Collection entries
^^^^
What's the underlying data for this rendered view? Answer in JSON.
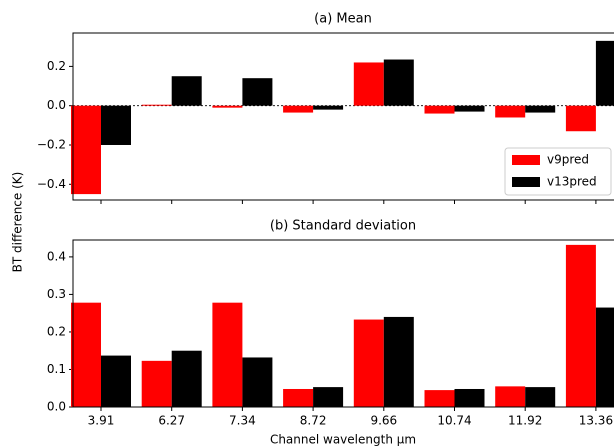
{
  "chart_data": [
    {
      "type": "bar",
      "title": "(a) Mean",
      "ylabel": "BT difference (K)",
      "categories": [
        null,
        null,
        null,
        null,
        null,
        null,
        null,
        null
      ],
      "series": [
        {
          "name": "v9pred",
          "color": "#ff0000",
          "values": [
            -0.45,
            0.005,
            -0.01,
            -0.035,
            0.22,
            -0.04,
            -0.06,
            -0.13
          ]
        },
        {
          "name": "v13pred",
          "color": "#000000",
          "values": [
            -0.2,
            0.15,
            0.14,
            -0.02,
            0.235,
            -0.03,
            -0.035,
            0.33
          ]
        }
      ],
      "ylim": [
        -0.48,
        0.37
      ],
      "yticks": [
        {
          "value": -0.4,
          "label": "−0.4"
        },
        {
          "value": -0.2,
          "label": "−0.2"
        },
        {
          "value": 0,
          "label": "0.0"
        },
        0.2
      ],
      "legend": "lower right"
    },
    {
      "type": "bar",
      "title": "(b) Standard deviation",
      "xlabel": "Channel wavelength μm",
      "categories": [
        "3.91",
        "6.27",
        "7.34",
        "8.72",
        "9.66",
        "10.74",
        "11.92",
        "13.36"
      ],
      "series": [
        {
          "color": "#ff0000",
          "values": [
            0.278,
            0.123,
            0.278,
            0.048,
            0.233,
            0.045,
            0.055,
            0.432
          ]
        },
        {
          "color": "#000000",
          "values": [
            0.137,
            0.15,
            0.132,
            0.053,
            0.24,
            0.048,
            0.053,
            0.265
          ]
        }
      ],
      "ylim": [
        0,
        0.445
      ],
      "yticks": [
        {
          "value": 0,
          "label": "0.0"
        },
        0.1,
        0.2,
        0.3,
        0.4
      ]
    }
  ]
}
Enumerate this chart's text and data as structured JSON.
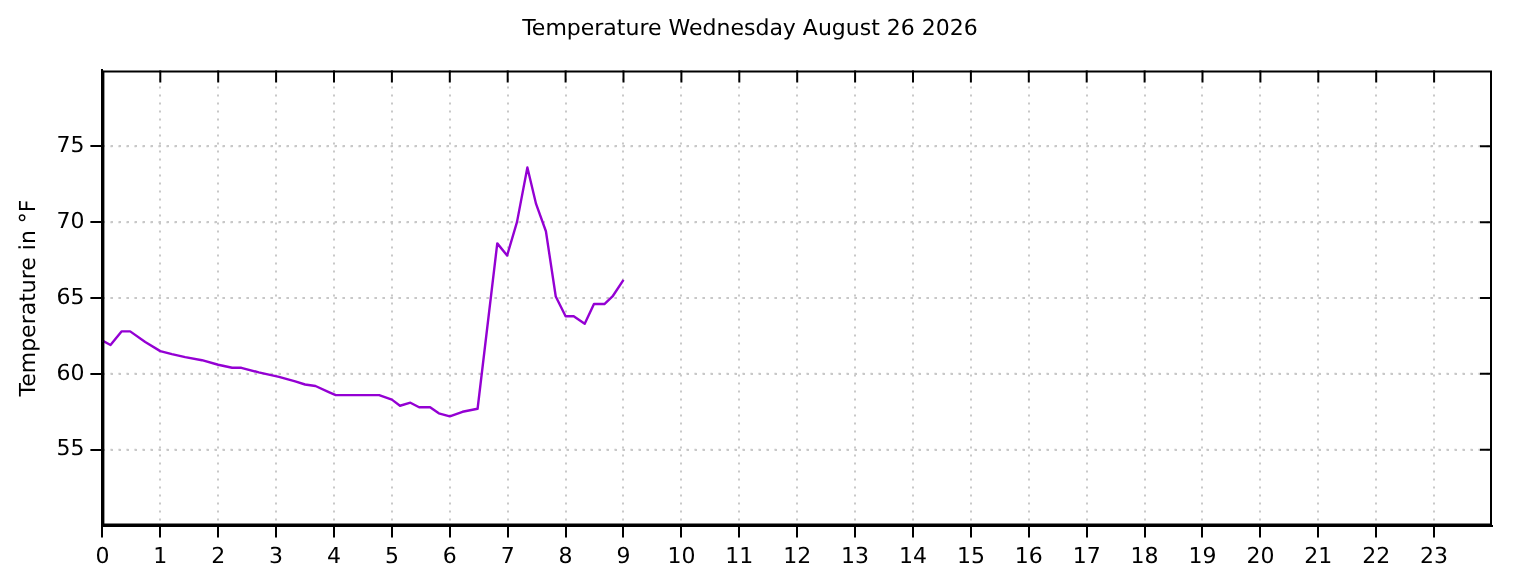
{
  "chart_data": {
    "type": "line",
    "title": "Temperature Wednesday August 26 2026",
    "ylabel": "Temperature in °F",
    "x": [
      0,
      0.14,
      0.33,
      0.48,
      0.74,
      1.0,
      1.2,
      1.43,
      1.72,
      2.0,
      2.24,
      2.4,
      2.7,
      3.05,
      3.33,
      3.5,
      3.68,
      3.91,
      4.03,
      4.31,
      4.78,
      5.0,
      5.14,
      5.32,
      5.47,
      5.66,
      5.81,
      6.0,
      6.22,
      6.48,
      6.82,
      6.99,
      7.16,
      7.34,
      7.49,
      7.66,
      7.83,
      8.0,
      8.14,
      8.33,
      8.49,
      8.67,
      8.81,
      9.0
    ],
    "series": [
      {
        "color": "#9400d3",
        "values": [
          62.2,
          61.9,
          62.8,
          62.8,
          62.1,
          61.5,
          61.3,
          61.1,
          60.9,
          60.6,
          60.4,
          60.4,
          60.1,
          59.8,
          59.5,
          59.3,
          59.2,
          58.8,
          58.6,
          58.6,
          58.6,
          58.3,
          57.9,
          58.1,
          57.8,
          57.8,
          57.4,
          57.2,
          57.5,
          57.7,
          68.6,
          67.8,
          70.0,
          73.6,
          71.2,
          69.4,
          65.1,
          63.8,
          63.8,
          63.3,
          64.6,
          64.6,
          65.1,
          66.2
        ]
      }
    ],
    "xlim": [
      0,
      24
    ],
    "xticks": [
      0,
      1,
      2,
      3,
      4,
      5,
      6,
      7,
      8,
      9,
      10,
      11,
      12,
      13,
      14,
      15,
      16,
      17,
      18,
      19,
      20,
      21,
      22,
      23
    ],
    "ylim": [
      50,
      80
    ],
    "yticks": [
      55,
      60,
      65,
      70,
      75
    ],
    "grid": true,
    "legend": false,
    "marker": "none",
    "line_style": "solid"
  }
}
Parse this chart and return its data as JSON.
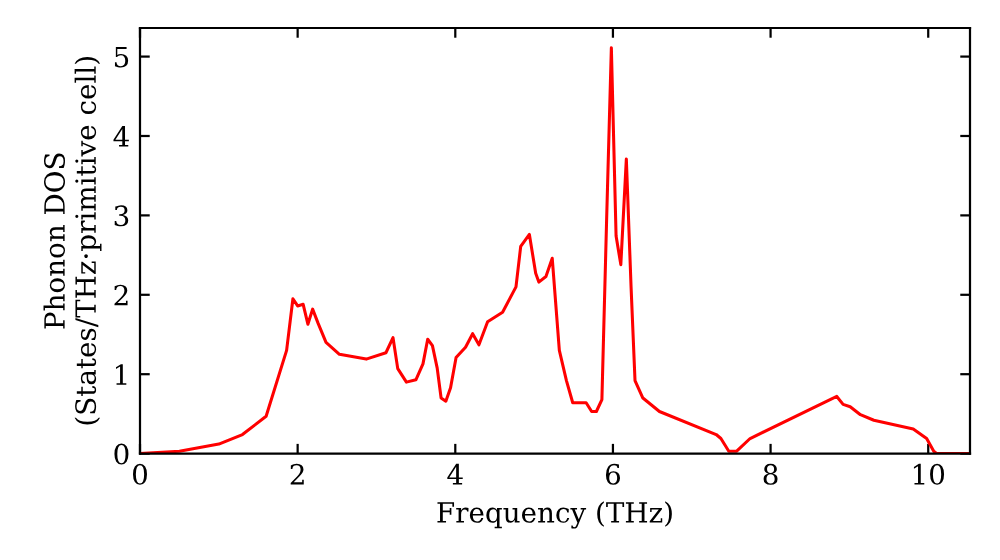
{
  "chart_data": {
    "type": "line",
    "xlabel": "Frequency (THz)",
    "ylabel": "Phonon DOS\n(States/THz·primitive cell)",
    "xlim": [
      0,
      10.53
    ],
    "ylim": [
      0,
      5.36
    ],
    "xticks": [
      0,
      2,
      4,
      6,
      8,
      10
    ],
    "yticks": [
      0,
      1,
      2,
      3,
      4,
      5
    ],
    "grid": false,
    "legend": false,
    "marker": "none",
    "line_style": "solid",
    "series": [
      {
        "color": "#ff0000",
        "x": [
          0,
          0.5,
          1.0,
          1.3,
          1.6,
          1.86,
          1.94,
          2.0,
          2.07,
          2.13,
          2.19,
          2.26,
          2.36,
          2.53,
          2.87,
          3.12,
          3.21,
          3.27,
          3.38,
          3.5,
          3.59,
          3.65,
          3.71,
          3.77,
          3.82,
          3.88,
          3.94,
          4.01,
          4.13,
          4.22,
          4.3,
          4.41,
          4.6,
          4.77,
          4.83,
          4.94,
          5.02,
          5.06,
          5.15,
          5.23,
          5.32,
          5.41,
          5.49,
          5.66,
          5.73,
          5.79,
          5.86,
          5.92,
          5.98,
          6.04,
          6.1,
          6.17,
          6.23,
          6.28,
          6.38,
          6.59,
          7.31,
          7.37,
          7.47,
          7.57,
          7.74,
          8.84,
          8.92,
          9.01,
          9.14,
          9.31,
          9.81,
          9.98,
          10.07,
          10.11,
          10.53
        ],
        "values": [
          0,
          0.03,
          0.12,
          0.24,
          0.47,
          1.3,
          1.95,
          1.86,
          1.88,
          1.63,
          1.82,
          1.64,
          1.4,
          1.25,
          1.19,
          1.27,
          1.46,
          1.07,
          0.9,
          0.93,
          1.13,
          1.44,
          1.36,
          1.08,
          0.7,
          0.66,
          0.83,
          1.21,
          1.34,
          1.51,
          1.37,
          1.66,
          1.78,
          2.1,
          2.61,
          2.76,
          2.27,
          2.16,
          2.23,
          2.46,
          1.3,
          0.92,
          0.64,
          0.64,
          0.53,
          0.53,
          0.68,
          2.95,
          5.11,
          2.74,
          2.38,
          3.71,
          2.1,
          0.92,
          0.7,
          0.53,
          0.24,
          0.19,
          0.03,
          0.03,
          0.19,
          0.72,
          0.62,
          0.59,
          0.49,
          0.42,
          0.31,
          0.19,
          0.03,
          0,
          0
        ]
      }
    ]
  }
}
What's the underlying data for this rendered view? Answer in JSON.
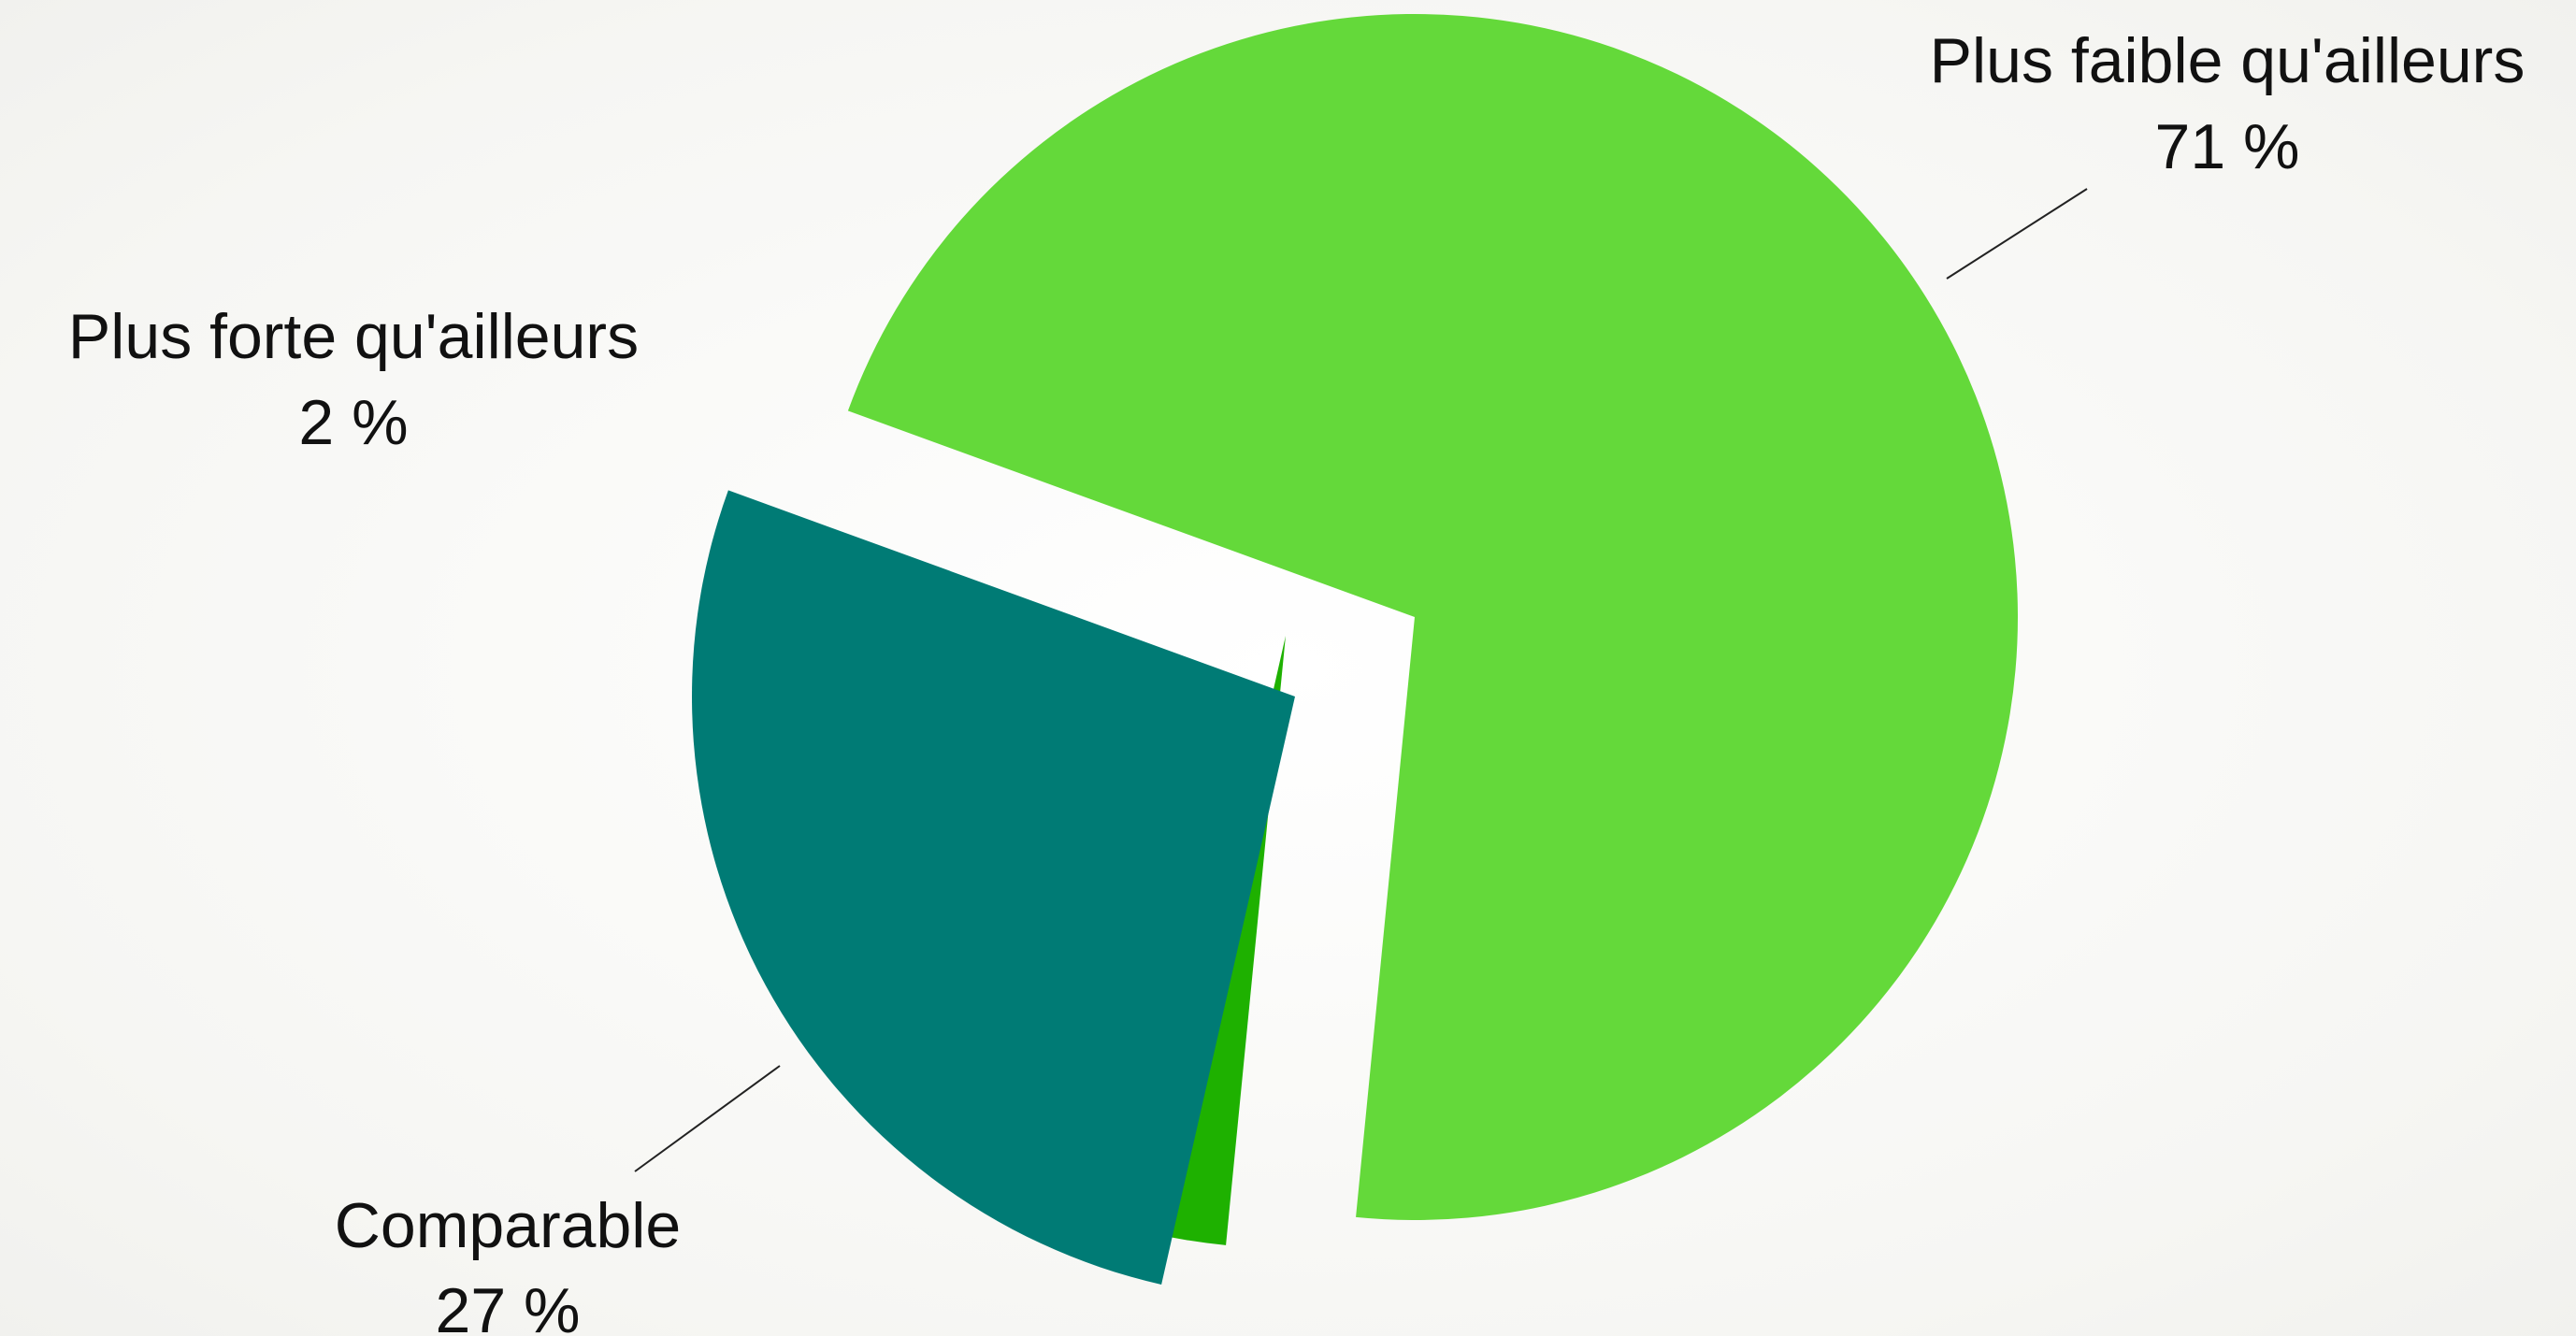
^^^^
Set task. Copy out each line that contains the word "ylabel".

Exercise output.
      "ylabel": "BT difference (K)",
    "ylabel": "Temperature in °F",
    "ylabel": "Phonon DOS\n(States/THz·primitive cell)",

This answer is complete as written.